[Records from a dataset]
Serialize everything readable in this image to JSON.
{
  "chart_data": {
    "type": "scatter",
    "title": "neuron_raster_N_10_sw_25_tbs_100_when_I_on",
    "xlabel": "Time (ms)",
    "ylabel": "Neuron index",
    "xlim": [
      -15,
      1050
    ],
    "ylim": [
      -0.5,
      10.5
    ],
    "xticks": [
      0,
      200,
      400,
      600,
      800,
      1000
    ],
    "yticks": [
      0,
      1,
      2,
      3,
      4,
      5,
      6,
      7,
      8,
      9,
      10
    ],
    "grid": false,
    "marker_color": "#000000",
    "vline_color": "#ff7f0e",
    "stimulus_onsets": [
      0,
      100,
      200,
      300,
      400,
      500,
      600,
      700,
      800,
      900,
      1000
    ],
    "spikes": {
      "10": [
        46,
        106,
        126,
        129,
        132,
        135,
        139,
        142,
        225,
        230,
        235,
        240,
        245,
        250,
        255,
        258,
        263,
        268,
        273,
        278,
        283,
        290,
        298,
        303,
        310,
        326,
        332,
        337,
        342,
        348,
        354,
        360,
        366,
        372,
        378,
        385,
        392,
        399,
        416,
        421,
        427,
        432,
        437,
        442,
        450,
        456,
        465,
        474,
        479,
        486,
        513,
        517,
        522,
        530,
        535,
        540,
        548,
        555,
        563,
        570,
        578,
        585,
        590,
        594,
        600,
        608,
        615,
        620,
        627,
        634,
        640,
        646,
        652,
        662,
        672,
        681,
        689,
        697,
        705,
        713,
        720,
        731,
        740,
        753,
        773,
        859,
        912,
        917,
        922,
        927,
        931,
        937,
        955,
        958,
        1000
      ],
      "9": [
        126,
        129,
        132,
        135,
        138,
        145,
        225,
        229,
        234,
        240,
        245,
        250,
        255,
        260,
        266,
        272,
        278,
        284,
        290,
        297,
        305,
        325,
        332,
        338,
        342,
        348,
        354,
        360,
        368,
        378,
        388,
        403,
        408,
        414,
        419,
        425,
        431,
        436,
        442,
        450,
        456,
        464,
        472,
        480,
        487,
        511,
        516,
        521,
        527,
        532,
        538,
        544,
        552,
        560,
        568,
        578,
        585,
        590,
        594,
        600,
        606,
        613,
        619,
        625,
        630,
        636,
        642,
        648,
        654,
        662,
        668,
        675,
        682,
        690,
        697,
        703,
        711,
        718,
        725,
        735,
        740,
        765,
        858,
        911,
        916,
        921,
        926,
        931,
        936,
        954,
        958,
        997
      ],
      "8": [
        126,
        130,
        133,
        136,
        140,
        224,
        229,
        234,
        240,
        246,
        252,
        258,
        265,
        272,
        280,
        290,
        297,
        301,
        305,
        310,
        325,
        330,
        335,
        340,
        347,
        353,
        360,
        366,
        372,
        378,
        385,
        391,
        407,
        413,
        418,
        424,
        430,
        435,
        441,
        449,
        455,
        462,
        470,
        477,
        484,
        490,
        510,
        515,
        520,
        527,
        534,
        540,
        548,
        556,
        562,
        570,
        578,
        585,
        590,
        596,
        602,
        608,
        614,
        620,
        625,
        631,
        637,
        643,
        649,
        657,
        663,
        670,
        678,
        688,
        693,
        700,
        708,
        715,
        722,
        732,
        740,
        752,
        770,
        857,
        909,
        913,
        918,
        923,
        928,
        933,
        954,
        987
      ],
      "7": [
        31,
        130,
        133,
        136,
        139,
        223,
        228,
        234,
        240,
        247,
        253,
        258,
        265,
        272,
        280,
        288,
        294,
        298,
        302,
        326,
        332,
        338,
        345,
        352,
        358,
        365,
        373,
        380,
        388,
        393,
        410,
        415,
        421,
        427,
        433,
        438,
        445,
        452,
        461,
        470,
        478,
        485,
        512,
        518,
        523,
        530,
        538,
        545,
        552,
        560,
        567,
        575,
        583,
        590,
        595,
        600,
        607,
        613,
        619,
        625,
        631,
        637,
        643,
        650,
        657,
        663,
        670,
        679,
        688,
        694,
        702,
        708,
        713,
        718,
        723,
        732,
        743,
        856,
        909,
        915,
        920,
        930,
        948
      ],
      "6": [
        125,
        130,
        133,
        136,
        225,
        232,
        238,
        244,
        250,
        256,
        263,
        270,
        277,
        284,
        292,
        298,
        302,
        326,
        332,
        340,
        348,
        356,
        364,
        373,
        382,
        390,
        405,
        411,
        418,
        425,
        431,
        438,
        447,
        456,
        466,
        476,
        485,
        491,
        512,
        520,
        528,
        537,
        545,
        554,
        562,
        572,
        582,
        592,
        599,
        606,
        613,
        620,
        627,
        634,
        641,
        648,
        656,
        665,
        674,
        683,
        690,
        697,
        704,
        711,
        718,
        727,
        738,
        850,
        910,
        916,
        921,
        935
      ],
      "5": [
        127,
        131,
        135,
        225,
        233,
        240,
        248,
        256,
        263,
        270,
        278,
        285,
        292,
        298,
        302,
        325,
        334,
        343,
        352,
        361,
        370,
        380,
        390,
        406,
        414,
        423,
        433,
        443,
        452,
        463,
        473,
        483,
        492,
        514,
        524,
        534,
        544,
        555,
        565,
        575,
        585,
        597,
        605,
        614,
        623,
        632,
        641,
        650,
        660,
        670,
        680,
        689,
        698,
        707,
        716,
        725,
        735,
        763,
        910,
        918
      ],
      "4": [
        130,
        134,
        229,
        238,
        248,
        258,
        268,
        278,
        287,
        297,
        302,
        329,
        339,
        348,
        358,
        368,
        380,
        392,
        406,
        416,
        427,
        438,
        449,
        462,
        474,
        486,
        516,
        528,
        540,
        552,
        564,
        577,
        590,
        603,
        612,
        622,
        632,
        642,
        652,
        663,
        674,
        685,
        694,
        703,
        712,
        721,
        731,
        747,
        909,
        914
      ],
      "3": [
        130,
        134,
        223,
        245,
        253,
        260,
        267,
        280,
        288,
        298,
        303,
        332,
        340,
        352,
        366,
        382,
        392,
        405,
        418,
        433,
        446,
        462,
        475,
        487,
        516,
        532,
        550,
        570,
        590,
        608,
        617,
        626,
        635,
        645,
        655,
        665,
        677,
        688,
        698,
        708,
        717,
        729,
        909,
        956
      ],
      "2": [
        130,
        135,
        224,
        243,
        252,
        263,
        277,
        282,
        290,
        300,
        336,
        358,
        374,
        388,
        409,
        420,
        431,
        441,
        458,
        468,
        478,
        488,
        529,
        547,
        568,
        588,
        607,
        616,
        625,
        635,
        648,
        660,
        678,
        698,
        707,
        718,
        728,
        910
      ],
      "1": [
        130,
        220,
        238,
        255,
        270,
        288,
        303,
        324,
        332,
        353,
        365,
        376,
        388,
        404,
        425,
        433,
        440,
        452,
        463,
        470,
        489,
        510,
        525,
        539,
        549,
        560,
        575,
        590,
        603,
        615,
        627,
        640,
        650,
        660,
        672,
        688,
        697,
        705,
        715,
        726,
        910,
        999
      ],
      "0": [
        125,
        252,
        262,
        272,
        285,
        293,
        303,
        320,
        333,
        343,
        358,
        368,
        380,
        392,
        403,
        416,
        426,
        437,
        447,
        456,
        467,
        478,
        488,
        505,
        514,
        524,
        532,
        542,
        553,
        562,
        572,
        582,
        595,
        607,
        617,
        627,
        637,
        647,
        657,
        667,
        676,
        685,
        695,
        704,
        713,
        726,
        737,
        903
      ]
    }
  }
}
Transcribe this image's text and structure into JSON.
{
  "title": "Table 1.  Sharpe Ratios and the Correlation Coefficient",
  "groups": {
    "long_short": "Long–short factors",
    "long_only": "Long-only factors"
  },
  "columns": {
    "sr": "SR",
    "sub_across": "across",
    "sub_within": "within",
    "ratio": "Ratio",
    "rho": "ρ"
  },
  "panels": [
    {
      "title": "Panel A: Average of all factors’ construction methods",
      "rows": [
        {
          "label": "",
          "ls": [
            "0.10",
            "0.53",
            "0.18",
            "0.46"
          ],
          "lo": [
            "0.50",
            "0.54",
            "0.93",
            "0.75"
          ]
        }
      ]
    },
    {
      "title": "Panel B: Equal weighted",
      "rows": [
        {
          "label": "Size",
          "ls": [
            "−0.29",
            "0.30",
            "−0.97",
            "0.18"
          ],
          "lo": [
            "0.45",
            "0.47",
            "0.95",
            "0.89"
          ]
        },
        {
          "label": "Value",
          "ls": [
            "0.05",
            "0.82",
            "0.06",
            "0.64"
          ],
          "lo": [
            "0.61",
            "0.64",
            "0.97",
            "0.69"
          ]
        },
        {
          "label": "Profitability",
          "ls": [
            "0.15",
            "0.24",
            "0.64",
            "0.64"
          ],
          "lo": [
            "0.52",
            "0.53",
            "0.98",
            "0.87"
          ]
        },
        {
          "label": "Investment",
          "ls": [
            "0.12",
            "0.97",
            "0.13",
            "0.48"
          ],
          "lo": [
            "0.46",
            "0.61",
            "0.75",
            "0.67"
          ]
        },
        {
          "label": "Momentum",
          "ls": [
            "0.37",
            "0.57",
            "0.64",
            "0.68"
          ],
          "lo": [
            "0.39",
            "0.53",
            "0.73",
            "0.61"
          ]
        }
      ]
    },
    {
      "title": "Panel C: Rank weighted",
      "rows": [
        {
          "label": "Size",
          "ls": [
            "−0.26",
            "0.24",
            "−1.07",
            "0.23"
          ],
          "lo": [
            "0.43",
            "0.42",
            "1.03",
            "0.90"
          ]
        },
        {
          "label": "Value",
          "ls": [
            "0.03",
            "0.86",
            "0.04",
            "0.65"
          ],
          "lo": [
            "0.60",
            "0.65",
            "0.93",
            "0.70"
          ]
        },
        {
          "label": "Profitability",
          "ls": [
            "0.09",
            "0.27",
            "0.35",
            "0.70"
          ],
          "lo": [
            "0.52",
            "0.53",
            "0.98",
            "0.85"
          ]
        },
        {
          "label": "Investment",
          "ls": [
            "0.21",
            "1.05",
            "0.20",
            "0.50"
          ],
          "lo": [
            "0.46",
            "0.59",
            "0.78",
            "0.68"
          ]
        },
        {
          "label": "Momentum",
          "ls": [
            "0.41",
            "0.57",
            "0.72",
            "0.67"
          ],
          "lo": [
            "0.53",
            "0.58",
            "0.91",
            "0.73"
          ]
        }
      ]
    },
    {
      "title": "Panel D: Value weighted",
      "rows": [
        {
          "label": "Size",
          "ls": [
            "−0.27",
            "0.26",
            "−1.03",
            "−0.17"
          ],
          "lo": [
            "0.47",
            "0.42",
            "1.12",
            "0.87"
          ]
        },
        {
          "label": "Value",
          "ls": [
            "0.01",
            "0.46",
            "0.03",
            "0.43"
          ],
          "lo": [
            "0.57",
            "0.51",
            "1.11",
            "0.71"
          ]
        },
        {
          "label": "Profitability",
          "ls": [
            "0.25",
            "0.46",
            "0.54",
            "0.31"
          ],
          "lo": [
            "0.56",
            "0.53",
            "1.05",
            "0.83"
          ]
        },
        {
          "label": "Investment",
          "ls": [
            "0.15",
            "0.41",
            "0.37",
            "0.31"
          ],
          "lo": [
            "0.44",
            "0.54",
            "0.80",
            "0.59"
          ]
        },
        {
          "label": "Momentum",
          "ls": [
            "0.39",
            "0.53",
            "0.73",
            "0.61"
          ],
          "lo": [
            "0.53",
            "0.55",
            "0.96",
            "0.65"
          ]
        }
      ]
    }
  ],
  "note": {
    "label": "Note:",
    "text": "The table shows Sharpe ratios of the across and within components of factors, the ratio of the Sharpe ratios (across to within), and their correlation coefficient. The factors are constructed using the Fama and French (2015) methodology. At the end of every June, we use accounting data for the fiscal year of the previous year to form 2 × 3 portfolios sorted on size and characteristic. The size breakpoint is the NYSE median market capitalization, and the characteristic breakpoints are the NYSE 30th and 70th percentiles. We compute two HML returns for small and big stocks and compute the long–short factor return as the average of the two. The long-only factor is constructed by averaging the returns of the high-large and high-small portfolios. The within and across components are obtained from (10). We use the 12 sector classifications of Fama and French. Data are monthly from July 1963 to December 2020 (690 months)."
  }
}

▸ Work required:
Copy out every line that includes the word "factors".

▸ Output:
    "long_short": "Long–short factors",
    "long_only": "Long-only factors"
      "title": "Panel A: Average of all factors’ construction methods",
    "text": "The table shows Sharpe ratios of the across and within components of factors, the ratio of the Sharpe ratios (across to within), and their correlation coefficient. The factors are constructed using the Fama and French (2015) methodology. At the end of every June, we use accounting data for the fiscal year of the previous year to form 2 × 3 portfolios sorted on size and characteristic. The size breakpoint is the NYSE median market capitalization, and the characteristic breakpoints are the NYSE 30th and 70th percentiles. We compute two HML returns for small and big stocks and compute the long–short factor return as the average of the two. The long-only factor is constructed by averaging the returns of the high-large and high-small portfolios. The within and across components are obtained from (10). We use the 12 sector classifications of Fama and French. Data are monthly from July 1963 to December 2020 (690 months)."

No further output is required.